(Data records)
+++++

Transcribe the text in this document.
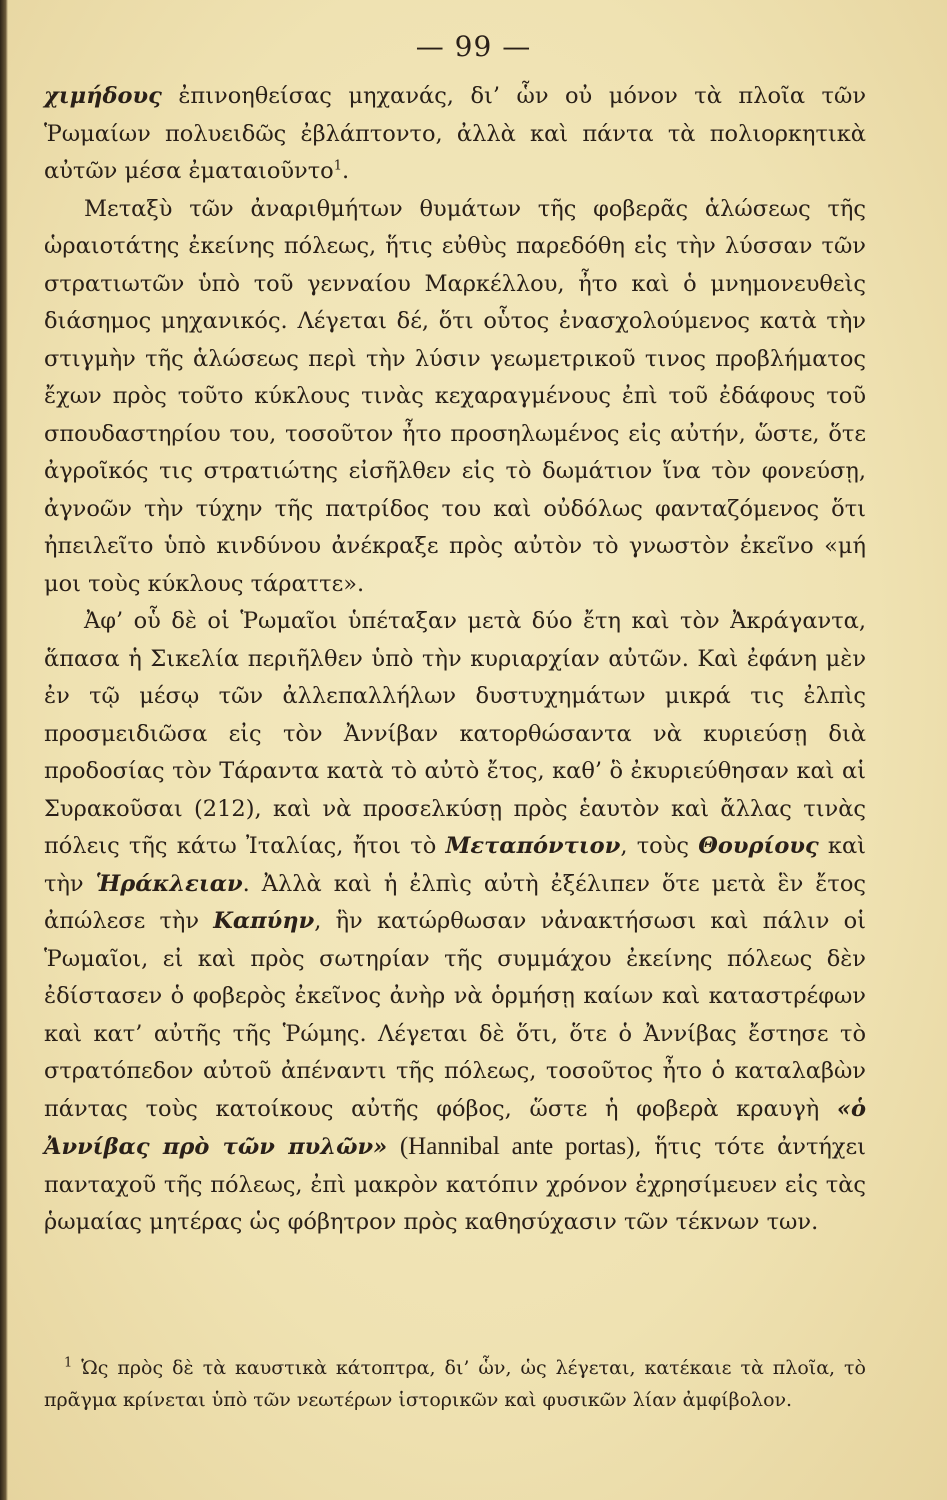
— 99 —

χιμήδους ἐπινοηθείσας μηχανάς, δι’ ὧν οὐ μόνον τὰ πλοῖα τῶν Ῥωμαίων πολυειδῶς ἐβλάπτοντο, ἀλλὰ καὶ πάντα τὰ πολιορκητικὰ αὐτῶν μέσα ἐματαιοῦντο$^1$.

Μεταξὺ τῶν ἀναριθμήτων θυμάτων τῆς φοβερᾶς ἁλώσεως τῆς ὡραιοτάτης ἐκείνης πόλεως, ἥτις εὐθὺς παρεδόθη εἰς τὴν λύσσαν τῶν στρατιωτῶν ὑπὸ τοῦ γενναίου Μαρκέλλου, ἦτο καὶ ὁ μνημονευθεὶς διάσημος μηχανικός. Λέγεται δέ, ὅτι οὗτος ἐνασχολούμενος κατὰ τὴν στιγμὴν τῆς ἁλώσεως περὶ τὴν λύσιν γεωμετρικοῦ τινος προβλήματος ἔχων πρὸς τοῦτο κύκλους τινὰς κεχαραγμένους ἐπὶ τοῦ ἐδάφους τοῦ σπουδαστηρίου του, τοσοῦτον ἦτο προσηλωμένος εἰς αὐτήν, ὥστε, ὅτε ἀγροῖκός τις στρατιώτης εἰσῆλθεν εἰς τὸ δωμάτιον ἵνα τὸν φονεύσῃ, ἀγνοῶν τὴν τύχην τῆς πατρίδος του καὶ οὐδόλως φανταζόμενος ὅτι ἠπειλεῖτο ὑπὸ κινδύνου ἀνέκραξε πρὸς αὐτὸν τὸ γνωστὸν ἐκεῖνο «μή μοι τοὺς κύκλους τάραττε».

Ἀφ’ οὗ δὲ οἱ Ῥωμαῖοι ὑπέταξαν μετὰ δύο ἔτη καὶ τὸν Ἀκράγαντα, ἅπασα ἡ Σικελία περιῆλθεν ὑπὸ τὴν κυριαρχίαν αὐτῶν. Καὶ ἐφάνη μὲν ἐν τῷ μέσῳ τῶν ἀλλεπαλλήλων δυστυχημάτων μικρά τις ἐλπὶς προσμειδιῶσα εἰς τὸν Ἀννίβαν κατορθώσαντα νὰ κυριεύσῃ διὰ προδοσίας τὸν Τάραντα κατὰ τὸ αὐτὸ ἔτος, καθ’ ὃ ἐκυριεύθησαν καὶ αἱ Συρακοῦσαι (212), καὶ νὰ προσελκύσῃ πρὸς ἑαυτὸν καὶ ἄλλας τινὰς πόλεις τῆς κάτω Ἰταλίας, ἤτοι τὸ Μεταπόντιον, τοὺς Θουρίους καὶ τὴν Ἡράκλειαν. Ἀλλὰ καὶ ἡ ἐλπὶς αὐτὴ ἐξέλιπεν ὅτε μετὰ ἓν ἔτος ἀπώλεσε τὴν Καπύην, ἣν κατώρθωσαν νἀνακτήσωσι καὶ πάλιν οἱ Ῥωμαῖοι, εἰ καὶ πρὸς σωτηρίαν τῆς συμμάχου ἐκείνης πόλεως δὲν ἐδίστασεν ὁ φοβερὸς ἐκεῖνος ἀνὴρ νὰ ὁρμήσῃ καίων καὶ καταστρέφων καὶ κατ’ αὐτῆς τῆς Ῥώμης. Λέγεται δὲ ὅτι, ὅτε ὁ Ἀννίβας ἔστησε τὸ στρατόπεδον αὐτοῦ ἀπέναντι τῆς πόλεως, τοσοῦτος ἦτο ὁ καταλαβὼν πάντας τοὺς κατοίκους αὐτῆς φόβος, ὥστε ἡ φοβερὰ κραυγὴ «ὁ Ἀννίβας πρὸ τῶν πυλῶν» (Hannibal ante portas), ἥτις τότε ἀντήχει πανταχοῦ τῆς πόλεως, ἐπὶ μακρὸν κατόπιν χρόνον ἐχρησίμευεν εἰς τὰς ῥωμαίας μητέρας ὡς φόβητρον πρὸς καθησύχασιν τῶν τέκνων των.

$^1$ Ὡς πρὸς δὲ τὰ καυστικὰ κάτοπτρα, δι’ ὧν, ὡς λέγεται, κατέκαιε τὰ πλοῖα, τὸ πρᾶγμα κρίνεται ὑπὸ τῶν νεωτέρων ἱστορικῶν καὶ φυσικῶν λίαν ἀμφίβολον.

+++++

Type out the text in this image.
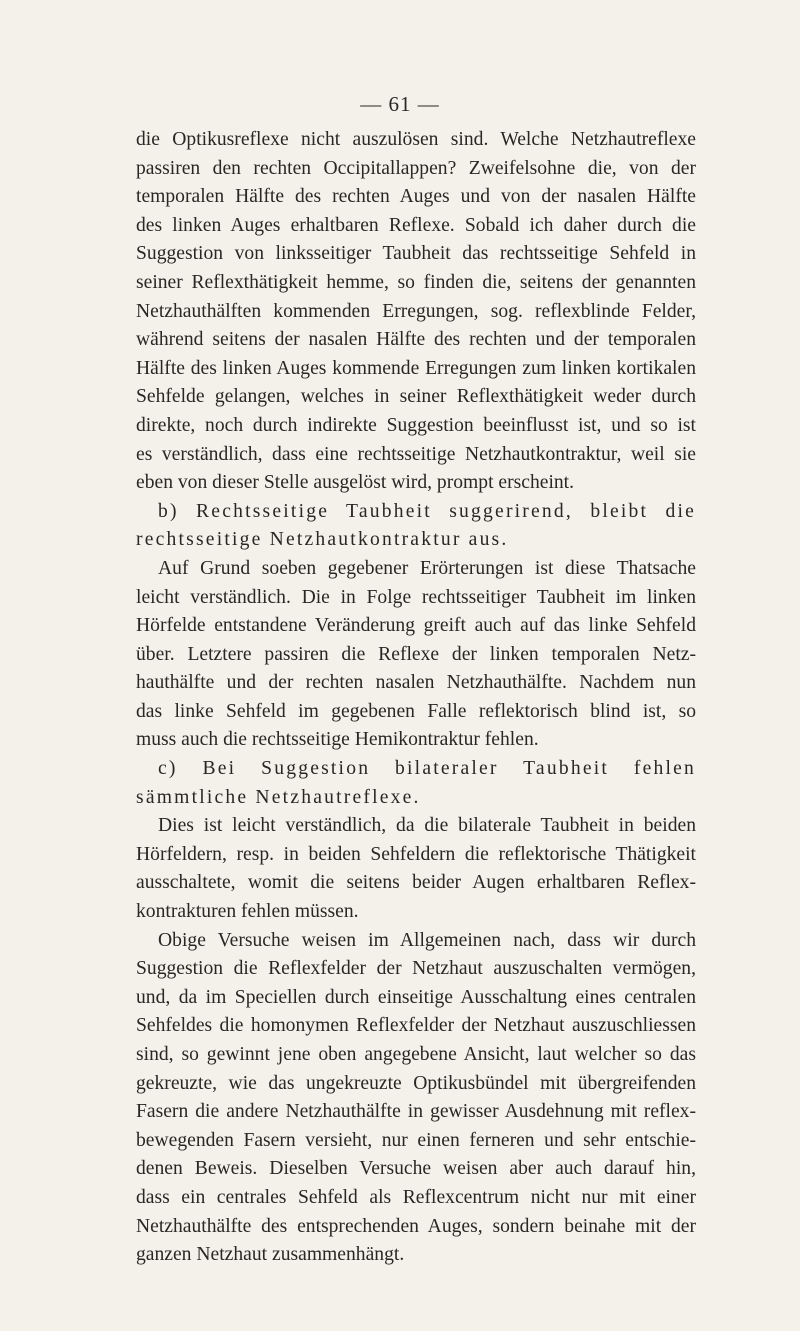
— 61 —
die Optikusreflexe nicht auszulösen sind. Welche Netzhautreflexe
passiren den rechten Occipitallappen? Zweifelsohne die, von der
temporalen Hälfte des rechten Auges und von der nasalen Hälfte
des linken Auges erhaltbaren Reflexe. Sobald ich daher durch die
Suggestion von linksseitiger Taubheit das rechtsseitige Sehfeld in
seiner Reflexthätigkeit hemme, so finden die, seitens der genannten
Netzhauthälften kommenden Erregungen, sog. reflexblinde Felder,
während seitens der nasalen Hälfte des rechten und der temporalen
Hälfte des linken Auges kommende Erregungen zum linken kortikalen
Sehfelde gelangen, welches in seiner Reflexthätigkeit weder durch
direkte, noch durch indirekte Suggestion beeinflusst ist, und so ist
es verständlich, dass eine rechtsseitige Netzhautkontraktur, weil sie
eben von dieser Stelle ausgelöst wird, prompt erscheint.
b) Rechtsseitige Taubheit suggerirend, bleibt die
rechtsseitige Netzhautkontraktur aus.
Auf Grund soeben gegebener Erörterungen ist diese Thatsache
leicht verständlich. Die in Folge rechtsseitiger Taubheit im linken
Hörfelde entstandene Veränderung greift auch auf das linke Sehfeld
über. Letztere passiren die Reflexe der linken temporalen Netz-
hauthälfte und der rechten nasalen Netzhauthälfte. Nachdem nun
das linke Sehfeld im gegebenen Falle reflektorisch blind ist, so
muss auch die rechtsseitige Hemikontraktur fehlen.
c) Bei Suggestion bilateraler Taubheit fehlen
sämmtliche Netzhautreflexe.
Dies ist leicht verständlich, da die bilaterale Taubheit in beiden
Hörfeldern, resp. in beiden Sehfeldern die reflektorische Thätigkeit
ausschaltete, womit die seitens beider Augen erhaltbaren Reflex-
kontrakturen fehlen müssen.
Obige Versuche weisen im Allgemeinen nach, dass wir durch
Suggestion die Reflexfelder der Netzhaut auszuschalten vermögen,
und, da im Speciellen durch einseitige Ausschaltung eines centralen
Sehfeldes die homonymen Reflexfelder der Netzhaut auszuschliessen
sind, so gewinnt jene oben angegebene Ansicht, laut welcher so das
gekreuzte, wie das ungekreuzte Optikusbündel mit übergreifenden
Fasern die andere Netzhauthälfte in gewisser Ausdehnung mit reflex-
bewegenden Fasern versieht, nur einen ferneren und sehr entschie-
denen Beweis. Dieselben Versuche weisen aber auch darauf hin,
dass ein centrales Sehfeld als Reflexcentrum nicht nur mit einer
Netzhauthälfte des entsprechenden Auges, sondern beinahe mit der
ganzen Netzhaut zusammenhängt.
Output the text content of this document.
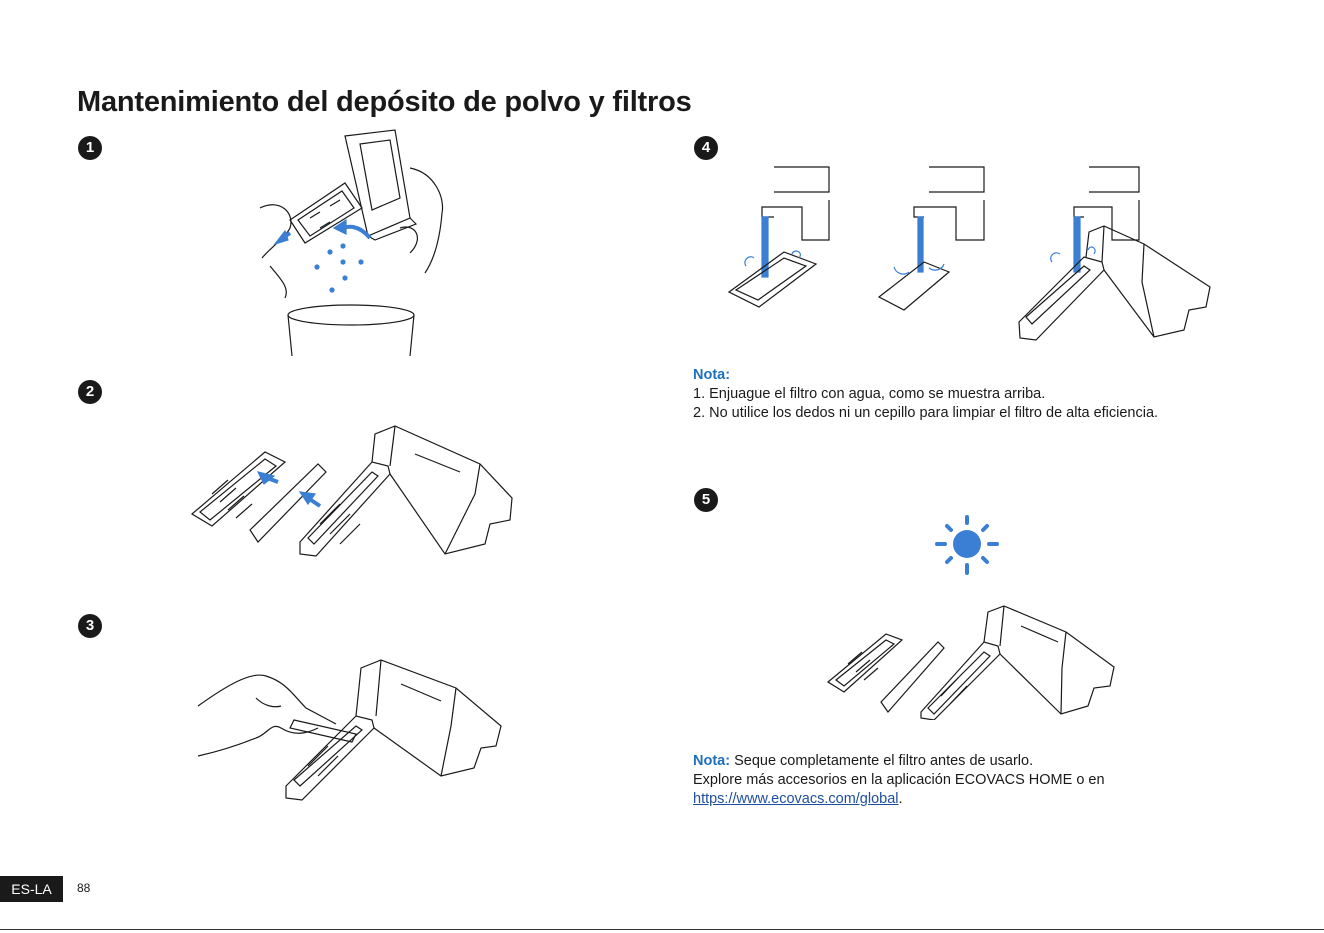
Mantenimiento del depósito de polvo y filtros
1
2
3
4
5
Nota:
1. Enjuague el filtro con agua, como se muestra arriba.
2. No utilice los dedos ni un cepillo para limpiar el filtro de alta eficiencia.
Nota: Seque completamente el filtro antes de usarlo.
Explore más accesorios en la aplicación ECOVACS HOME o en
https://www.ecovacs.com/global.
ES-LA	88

+++++

## WORK TO COMPLETE
Copy out each line of the data where the string "Reflexfelder" appears.

## RESULT FOR THIS TASK
Suggestion die Reflexfelder der Netzhaut auszuschalten vermögen,
Sehfeldes die homonymen Reflexfelder der Netzhaut auszuschliessen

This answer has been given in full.